*EXCERPT TO READ*:
Goals

Non-Euclidean Geometry

We will explore the 2000 year history and development of one of the most interesting ideas to arise in western civilization. Our approach will follow that of our author (Greenberg) who uses historical vignettes as motivation and the axiomatic method as the primary tool for understanding the basics of non-Euclidean Geometry.

Reading/Writing

It is important that you read the text. In fact, developing the ability to read technical material with understanding is one of the primary goals of this course. Another is to fine-tune the ability to present written arguments clearly and gracefully. It is easier to do this in mathematics than most other disciplines since the standard practice is to explicitly justify every claim.

Proof

Most of this course, either directly or indirectly, deals with the issue of ``proof''. In particular, you will learn what it means when a mathematician claims to have proven a fact and through your paper, you will explore other notions of proof. Our primary tools for the study of mathematical proof are exactly the same as those used by our author (Greenberg) in his presentation of non-Euclidean geometry: elementary formal logic and the axiomatic method.

Course Information

Non EUCLIDEAN GEOMETRY MATH 300-A

Spring Semester 2003

MATH 300-A	Geometry	10:00 A.M.	M,T, W , F
Bryan Smith	Thompson 321-E	756-3562	bryans@ups.edu

ROOM

Thompson 320

OFFICE HOURS

9:00 A.M. - 10:00 A.M.	Monday, Tuesday, Wednesday, and Friday
10:00 A.M. - 11:00 A.M.	Thursday (PROBLEM SESSION)

I am also happy to meet at any other time we can arrange. You can set up an appointment after class, by phone or with e-mail.

TEXTBOOK

 

Euclidean and Non-Euclidean Geometries, 3rd Edition , Greenberg, ©1993,

W.H. Freeman and Company

Science/Math majors should consider obtaining a scientific word processor.

*DATA*:
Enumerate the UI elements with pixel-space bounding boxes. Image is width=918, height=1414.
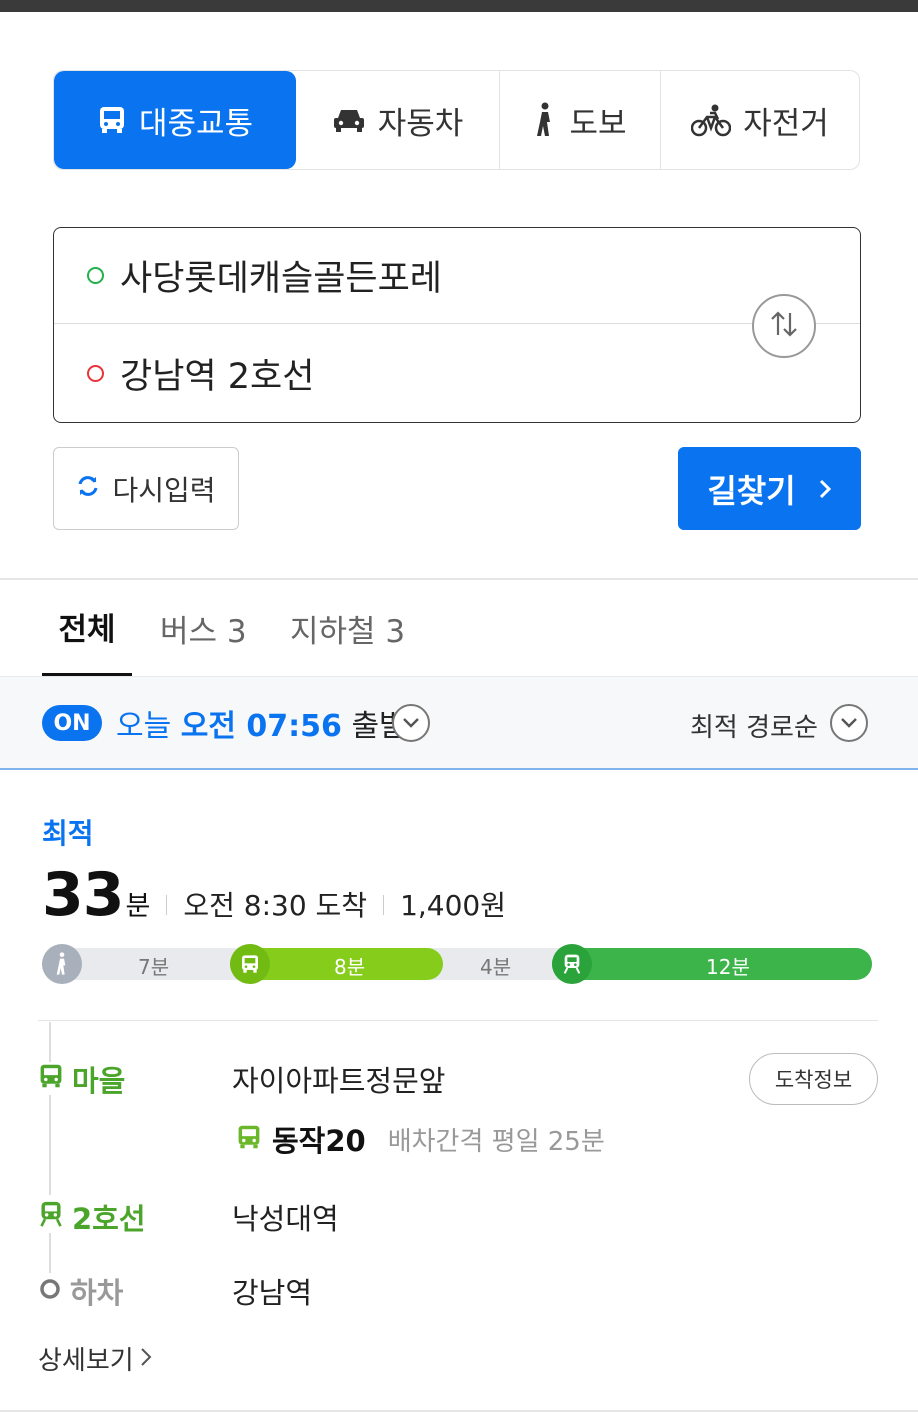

*SET TASK A*: According to the course page, in which room does the class meet?
*SET TASK B*: Update the part of the course page that opens with "Reading/Writing" and closes with "the axiomatic method.", writing it out again with "written arguments" changed to "written explanations".

*CORRECT OUTPUT A*: Thompson 320

*CORRECT OUTPUT B*:
Reading/Writing

It is important that you read the text. In fact, developing the ability to read technical material with understanding is one of the primary goals of this course. Another is to fine-tune the ability to present written explanations clearly and gracefully. It is easier to do this in mathematics than most other disciplines since the standard practice is to explicitly justify every claim.

Proof

Most of this course, either directly or indirectly, deals with the issue of ``proof''. In particular, you will learn what it means when a mathematician claims to have proven a fact and through your paper, you will explore other notions of proof. Our primary tools for the study of mathematical proof are exactly the same as those used by our author (Greenberg) in his presentation of non-Euclidean geometry: elementary formal logic and the axiomatic method.